SHORT PROBLEM:
In the records that follow, locate every line with "header" and extract it.

# start of RECORDS SUPPLIED

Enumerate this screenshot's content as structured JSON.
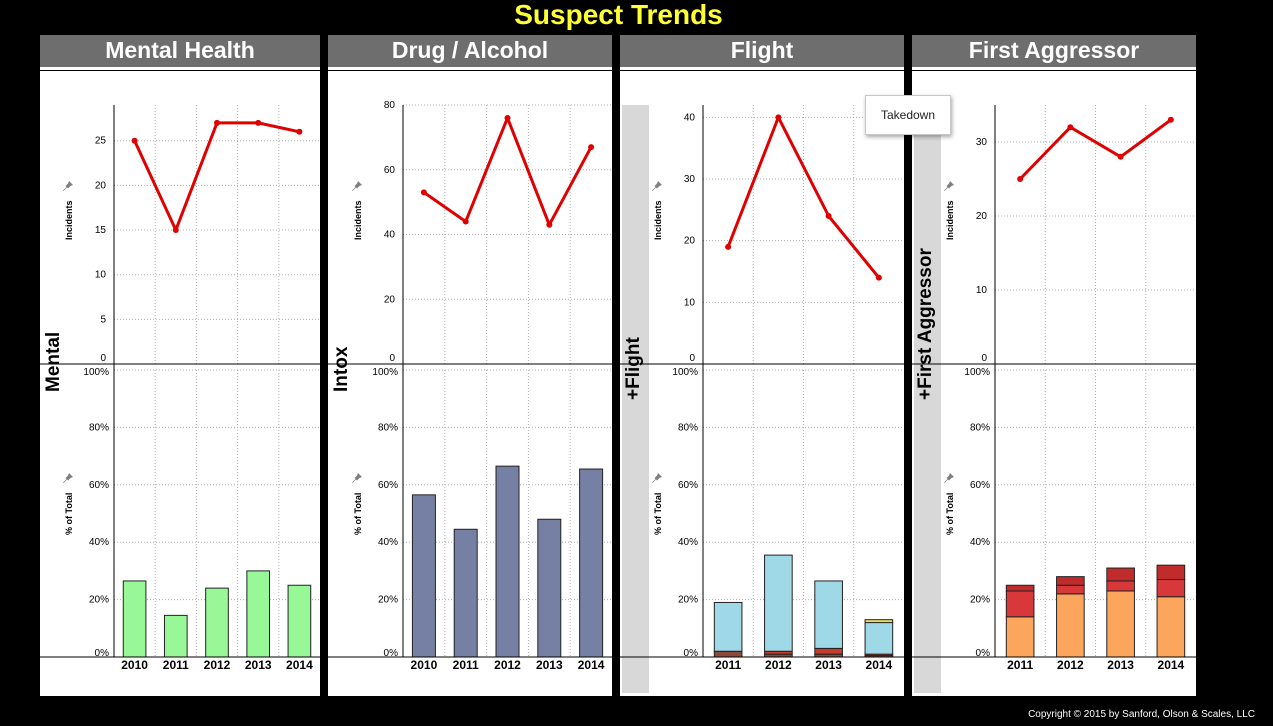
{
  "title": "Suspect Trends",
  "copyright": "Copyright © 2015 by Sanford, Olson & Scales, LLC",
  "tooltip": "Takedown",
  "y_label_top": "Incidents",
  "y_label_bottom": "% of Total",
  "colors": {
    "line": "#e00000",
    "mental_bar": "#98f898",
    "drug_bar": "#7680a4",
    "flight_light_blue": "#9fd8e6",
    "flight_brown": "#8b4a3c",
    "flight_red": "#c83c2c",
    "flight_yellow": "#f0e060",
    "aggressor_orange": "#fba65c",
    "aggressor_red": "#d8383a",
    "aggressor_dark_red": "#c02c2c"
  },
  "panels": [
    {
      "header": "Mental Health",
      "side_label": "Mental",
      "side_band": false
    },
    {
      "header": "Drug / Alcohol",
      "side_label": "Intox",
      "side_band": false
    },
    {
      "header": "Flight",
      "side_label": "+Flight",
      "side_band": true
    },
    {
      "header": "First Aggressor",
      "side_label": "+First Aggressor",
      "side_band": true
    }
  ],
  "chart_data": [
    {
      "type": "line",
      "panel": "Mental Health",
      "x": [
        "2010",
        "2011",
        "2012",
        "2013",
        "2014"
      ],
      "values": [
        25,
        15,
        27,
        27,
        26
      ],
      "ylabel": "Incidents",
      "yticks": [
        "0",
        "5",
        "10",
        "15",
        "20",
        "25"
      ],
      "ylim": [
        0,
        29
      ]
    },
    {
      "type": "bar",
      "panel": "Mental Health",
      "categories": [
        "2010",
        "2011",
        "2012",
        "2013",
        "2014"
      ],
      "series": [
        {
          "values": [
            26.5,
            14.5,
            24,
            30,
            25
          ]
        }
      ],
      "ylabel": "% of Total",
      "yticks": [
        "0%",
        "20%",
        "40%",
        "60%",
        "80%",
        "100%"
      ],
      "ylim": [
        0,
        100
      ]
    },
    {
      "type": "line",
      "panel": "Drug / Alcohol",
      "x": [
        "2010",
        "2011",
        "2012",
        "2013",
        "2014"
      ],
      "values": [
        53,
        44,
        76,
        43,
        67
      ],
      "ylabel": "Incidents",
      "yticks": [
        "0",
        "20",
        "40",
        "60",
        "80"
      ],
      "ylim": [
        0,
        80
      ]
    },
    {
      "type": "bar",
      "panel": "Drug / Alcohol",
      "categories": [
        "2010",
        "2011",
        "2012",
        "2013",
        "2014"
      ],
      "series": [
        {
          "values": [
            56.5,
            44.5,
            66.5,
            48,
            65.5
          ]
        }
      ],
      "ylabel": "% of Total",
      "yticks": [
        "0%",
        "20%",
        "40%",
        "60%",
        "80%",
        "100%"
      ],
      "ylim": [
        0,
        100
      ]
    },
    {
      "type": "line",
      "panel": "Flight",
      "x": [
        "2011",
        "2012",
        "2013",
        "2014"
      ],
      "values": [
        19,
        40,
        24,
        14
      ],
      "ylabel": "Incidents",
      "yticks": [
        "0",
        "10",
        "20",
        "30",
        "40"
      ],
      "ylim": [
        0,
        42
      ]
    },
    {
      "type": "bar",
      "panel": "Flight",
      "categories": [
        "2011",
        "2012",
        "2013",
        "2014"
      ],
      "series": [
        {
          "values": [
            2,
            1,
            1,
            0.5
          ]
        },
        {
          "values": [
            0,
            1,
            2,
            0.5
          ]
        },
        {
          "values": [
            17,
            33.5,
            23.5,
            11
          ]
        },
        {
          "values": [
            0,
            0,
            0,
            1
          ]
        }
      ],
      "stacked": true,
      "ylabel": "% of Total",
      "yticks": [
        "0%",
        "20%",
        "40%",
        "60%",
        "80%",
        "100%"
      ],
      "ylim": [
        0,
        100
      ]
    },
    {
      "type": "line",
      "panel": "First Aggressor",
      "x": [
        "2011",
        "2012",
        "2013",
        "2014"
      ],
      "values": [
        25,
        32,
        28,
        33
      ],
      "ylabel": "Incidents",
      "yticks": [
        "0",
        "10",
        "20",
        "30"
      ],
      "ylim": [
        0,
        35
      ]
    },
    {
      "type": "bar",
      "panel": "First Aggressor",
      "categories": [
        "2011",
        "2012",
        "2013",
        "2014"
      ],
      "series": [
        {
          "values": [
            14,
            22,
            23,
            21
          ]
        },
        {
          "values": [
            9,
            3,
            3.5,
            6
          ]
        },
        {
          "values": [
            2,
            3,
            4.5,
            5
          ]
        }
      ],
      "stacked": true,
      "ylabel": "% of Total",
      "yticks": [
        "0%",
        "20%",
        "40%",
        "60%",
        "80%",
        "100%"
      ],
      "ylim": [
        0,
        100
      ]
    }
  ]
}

# end of RECORDS SUPPLIED

RESPONSE FOR THIS EXERCISE:
      "header": "Mental Health",
      "header": "Drug / Alcohol",
      "header": "Flight",
      "header": "First Aggressor",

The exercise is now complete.